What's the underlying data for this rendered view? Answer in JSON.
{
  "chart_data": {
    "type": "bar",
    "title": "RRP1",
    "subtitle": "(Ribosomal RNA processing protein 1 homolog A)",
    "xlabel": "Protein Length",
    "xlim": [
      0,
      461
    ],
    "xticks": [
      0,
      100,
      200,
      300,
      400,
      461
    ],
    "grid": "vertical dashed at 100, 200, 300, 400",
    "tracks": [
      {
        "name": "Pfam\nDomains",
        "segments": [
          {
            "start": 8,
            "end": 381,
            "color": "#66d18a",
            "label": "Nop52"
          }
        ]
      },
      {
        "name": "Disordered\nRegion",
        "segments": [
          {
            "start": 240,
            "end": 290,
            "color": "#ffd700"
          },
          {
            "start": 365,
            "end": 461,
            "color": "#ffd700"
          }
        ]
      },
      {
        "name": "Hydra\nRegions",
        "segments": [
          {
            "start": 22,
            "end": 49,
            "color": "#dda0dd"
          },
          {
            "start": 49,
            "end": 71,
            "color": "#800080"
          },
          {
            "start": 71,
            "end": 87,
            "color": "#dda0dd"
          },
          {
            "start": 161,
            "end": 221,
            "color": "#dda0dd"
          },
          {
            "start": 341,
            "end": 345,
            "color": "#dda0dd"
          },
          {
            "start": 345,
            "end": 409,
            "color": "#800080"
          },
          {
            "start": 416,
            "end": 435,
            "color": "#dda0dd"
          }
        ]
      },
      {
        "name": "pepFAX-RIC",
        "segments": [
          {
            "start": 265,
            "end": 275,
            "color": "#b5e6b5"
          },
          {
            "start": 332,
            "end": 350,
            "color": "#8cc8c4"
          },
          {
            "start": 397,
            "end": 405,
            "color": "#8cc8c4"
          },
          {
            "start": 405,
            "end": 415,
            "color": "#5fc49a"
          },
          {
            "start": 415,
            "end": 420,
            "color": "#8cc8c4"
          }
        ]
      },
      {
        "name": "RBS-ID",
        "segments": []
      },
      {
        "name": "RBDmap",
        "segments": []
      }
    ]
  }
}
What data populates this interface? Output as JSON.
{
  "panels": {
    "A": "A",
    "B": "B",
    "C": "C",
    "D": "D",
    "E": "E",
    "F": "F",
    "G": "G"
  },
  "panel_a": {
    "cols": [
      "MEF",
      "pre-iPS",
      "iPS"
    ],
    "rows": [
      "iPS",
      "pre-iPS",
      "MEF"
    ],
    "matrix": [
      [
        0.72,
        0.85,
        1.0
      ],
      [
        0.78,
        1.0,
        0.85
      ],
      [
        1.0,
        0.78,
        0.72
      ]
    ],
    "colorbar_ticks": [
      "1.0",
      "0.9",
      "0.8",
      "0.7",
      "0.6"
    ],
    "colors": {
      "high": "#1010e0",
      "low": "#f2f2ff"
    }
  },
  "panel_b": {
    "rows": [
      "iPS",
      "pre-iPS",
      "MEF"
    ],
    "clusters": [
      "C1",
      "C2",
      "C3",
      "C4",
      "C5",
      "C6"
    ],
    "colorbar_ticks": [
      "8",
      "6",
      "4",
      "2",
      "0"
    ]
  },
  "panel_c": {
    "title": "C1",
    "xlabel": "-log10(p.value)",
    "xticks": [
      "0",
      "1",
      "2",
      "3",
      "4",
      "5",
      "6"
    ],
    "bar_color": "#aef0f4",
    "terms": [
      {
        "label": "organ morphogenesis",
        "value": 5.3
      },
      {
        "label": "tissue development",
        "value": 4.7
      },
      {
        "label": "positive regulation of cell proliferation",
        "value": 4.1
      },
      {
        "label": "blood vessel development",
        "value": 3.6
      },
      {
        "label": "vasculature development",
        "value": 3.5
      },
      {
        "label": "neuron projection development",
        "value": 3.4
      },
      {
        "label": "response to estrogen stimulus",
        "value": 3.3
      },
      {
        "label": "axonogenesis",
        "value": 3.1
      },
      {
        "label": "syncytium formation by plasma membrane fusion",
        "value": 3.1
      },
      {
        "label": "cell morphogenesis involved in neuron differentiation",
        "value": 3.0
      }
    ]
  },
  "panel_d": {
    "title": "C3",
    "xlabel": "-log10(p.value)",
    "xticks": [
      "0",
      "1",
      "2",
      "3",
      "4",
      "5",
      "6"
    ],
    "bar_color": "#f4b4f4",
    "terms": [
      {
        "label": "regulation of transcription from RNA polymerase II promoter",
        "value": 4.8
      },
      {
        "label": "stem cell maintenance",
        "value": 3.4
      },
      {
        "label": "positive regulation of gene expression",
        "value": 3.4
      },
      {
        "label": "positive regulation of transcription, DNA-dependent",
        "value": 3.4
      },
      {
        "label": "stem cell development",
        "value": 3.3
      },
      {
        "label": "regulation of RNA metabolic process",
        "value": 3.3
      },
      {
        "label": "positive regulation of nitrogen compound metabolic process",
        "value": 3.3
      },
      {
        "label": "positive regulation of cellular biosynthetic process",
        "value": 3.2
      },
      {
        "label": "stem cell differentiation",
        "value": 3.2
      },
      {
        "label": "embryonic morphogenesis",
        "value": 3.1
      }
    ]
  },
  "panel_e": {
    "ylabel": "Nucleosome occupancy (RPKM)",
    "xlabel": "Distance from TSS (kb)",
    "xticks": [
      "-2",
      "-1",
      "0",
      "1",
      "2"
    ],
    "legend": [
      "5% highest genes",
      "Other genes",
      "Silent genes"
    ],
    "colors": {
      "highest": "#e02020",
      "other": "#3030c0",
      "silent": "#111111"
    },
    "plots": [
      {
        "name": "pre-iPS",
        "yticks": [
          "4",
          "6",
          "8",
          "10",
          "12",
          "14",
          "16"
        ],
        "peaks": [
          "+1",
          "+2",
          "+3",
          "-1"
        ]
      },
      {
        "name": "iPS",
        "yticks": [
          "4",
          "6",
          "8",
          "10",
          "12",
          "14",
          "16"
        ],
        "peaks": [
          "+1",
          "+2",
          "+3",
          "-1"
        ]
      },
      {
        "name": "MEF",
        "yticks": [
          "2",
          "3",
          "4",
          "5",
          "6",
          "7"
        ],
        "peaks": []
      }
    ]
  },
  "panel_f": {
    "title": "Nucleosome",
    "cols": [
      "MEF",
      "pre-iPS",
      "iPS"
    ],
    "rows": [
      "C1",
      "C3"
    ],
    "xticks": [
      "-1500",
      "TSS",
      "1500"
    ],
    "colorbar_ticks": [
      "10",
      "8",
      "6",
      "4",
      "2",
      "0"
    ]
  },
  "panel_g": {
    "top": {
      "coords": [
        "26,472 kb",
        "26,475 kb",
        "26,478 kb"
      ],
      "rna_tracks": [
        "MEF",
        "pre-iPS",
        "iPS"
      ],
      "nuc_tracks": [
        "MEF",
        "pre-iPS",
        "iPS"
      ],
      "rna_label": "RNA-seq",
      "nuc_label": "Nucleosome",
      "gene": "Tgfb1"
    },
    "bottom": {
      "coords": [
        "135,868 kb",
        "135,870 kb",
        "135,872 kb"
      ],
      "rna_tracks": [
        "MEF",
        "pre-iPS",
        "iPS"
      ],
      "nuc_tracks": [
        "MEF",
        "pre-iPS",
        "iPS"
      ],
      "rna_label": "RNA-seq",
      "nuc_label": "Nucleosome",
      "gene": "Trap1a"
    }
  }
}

**Task details**
Go through the records and copy all of them exactly.

**Exercise response**
What's the underlying data for this rendered view? Answer in JSON.
{
  "chart_data": {
    "type": "bar",
    "title": "RRP1",
    "subtitle": "(Ribosomal RNA processing protein 1 homolog A)",
    "xlabel": "Protein Length",
    "xlim": [
      0,
      461
    ],
    "xticks": [
      0,
      100,
      200,
      300,
      400,
      461
    ],
    "grid": "vertical dashed at 100, 200, 300, 400",
    "tracks": [
      {
        "name": "Pfam\nDomains",
        "segments": [
          {
            "start": 8,
            "end": 381,
            "color": "#66d18a",
            "label": "Nop52"
          }
        ]
      },
      {
        "name": "Disordered\nRegion",
        "segments": [
          {
            "start": 240,
            "end": 290,
            "color": "#ffd700"
          },
          {
            "start": 365,
            "end": 461,
            "color": "#ffd700"
          }
        ]
      },
      {
        "name": "Hydra\nRegions",
        "segments": [
          {
            "start": 22,
            "end": 49,
            "color": "#dda0dd"
          },
          {
            "start": 49,
            "end": 71,
            "color": "#800080"
          },
          {
            "start": 71,
            "end": 87,
            "color": "#dda0dd"
          },
          {
            "start": 161,
            "end": 221,
            "color": "#dda0dd"
          },
          {
            "start": 341,
            "end": 345,
            "color": "#dda0dd"
          },
          {
            "start": 345,
            "end": 409,
            "color": "#800080"
          },
          {
            "start": 416,
            "end": 435,
            "color": "#dda0dd"
          }
        ]
      },
      {
        "name": "pepFAX-RIC",
        "segments": [
          {
            "start": 265,
            "end": 275,
            "color": "#b5e6b5"
          },
          {
            "start": 332,
            "end": 350,
            "color": "#8cc8c4"
          },
          {
            "start": 397,
            "end": 405,
            "color": "#8cc8c4"
          },
          {
            "start": 405,
            "end": 415,
            "color": "#5fc49a"
          },
          {
            "start": 415,
            "end": 420,
            "color": "#8cc8c4"
          }
        ]
      },
      {
        "name": "RBS-ID",
        "segments": []
      },
      {
        "name": "RBDmap",
        "segments": []
      }
    ]
  }
}
What data populates this interface? Output as JSON.
{
  "panels": {
    "A": "A",
    "B": "B",
    "C": "C",
    "D": "D",
    "E": "E",
    "F": "F",
    "G": "G"
  },
  "panel_a": {
    "cols": [
      "MEF",
      "pre-iPS",
      "iPS"
    ],
    "rows": [
      "iPS",
      "pre-iPS",
      "MEF"
    ],
    "matrix": [
      [
        0.72,
        0.85,
        1.0
      ],
      [
        0.78,
        1.0,
        0.85
      ],
      [
        1.0,
        0.78,
        0.72
      ]
    ],
    "colorbar_ticks": [
      "1.0",
      "0.9",
      "0.8",
      "0.7",
      "0.6"
    ],
    "colors": {
      "high": "#1010e0",
      "low": "#f2f2ff"
    }
  },
  "panel_b": {
    "rows": [
      "iPS",
      "pre-iPS",
      "MEF"
    ],
    "clusters": [
      "C1",
      "C2",
      "C3",
      "C4",
      "C5",
      "C6"
    ],
    "colorbar_ticks": [
      "8",
      "6",
      "4",
      "2",
      "0"
    ]
  },
  "panel_c": {
    "title": "C1",
    "xlabel": "-log10(p.value)",
    "xticks": [
      "0",
      "1",
      "2",
      "3",
      "4",
      "5",
      "6"
    ],
    "bar_color": "#aef0f4",
    "terms": [
      {
        "label": "organ morphogenesis",
        "value": 5.3
      },
      {
        "label": "tissue development",
        "value": 4.7
      },
      {
        "label": "positive regulation of cell proliferation",
        "value": 4.1
      },
      {
        "label": "blood vessel development",
        "value": 3.6
      },
      {
        "label": "vasculature development",
        "value": 3.5
      },
      {
        "label": "neuron projection development",
        "value": 3.4
      },
      {
        "label": "response to estrogen stimulus",
        "value": 3.3
      },
      {
        "label": "axonogenesis",
        "value": 3.1
      },
      {
        "label": "syncytium formation by plasma membrane fusion",
        "value": 3.1
      },
      {
        "label": "cell morphogenesis involved in neuron differentiation",
        "value": 3.0
      }
    ]
  },
  "panel_d": {
    "title": "C3",
    "xlabel": "-log10(p.value)",
    "xticks": [
      "0",
      "1",
      "2",
      "3",
      "4",
      "5",
      "6"
    ],
    "bar_color": "#f4b4f4",
    "terms": [
      {
        "label": "regulation of transcription from RNA polymerase II promoter",
        "value": 4.8
      },
      {
        "label": "stem cell maintenance",
        "value": 3.4
      },
      {
        "label": "positive regulation of gene expression",
        "value": 3.4
      },
      {
        "label": "positive regulation of transcription, DNA-dependent",
        "value": 3.4
      },
      {
        "label": "stem cell development",
        "value": 3.3
      },
      {
        "label": "regulation of RNA metabolic process",
        "value": 3.3
      },
      {
        "label": "positive regulation of nitrogen compound metabolic process",
        "value": 3.3
      },
      {
        "label": "positive regulation of cellular biosynthetic process",
        "value": 3.2
      },
      {
        "label": "stem cell differentiation",
        "value": 3.2
      },
      {
        "label": "embryonic morphogenesis",
        "value": 3.1
      }
    ]
  },
  "panel_e": {
    "ylabel": "Nucleosome occupancy (RPKM)",
    "xlabel": "Distance from TSS (kb)",
    "xticks": [
      "-2",
      "-1",
      "0",
      "1",
      "2"
    ],
    "legend": [
      "5% highest genes",
      "Other genes",
      "Silent genes"
    ],
    "colors": {
      "highest": "#e02020",
      "other": "#3030c0",
      "silent": "#111111"
    },
    "plots": [
      {
        "name": "pre-iPS",
        "yticks": [
          "4",
          "6",
          "8",
          "10",
          "12",
          "14",
          "16"
        ],
        "peaks": [
          "+1",
          "+2",
          "+3",
          "-1"
        ]
      },
      {
        "name": "iPS",
        "yticks": [
          "4",
          "6",
          "8",
          "10",
          "12",
          "14",
          "16"
        ],
        "peaks": [
          "+1",
          "+2",
          "+3",
          "-1"
        ]
      },
      {
        "name": "MEF",
        "yticks": [
          "2",
          "3",
          "4",
          "5",
          "6",
          "7"
        ],
        "peaks": []
      }
    ]
  },
  "panel_f": {
    "title": "Nucleosome",
    "cols": [
      "MEF",
      "pre-iPS",
      "iPS"
    ],
    "rows": [
      "C1",
      "C3"
    ],
    "xticks": [
      "-1500",
      "TSS",
      "1500"
    ],
    "colorbar_ticks": [
      "10",
      "8",
      "6",
      "4",
      "2",
      "0"
    ]
  },
  "panel_g": {
    "top": {
      "coords": [
        "26,472 kb",
        "26,475 kb",
        "26,478 kb"
      ],
      "rna_tracks": [
        "MEF",
        "pre-iPS",
        "iPS"
      ],
      "nuc_tracks": [
        "MEF",
        "pre-iPS",
        "iPS"
      ],
      "rna_label": "RNA-seq",
      "nuc_label": "Nucleosome",
      "gene": "Tgfb1"
    },
    "bottom": {
      "coords": [
        "135,868 kb",
        "135,870 kb",
        "135,872 kb"
      ],
      "rna_tracks": [
        "MEF",
        "pre-iPS",
        "iPS"
      ],
      "nuc_tracks": [
        "MEF",
        "pre-iPS",
        "iPS"
      ],
      "rna_label": "RNA-seq",
      "nuc_label": "Nucleosome",
      "gene": "Trap1a"
    }
  }
}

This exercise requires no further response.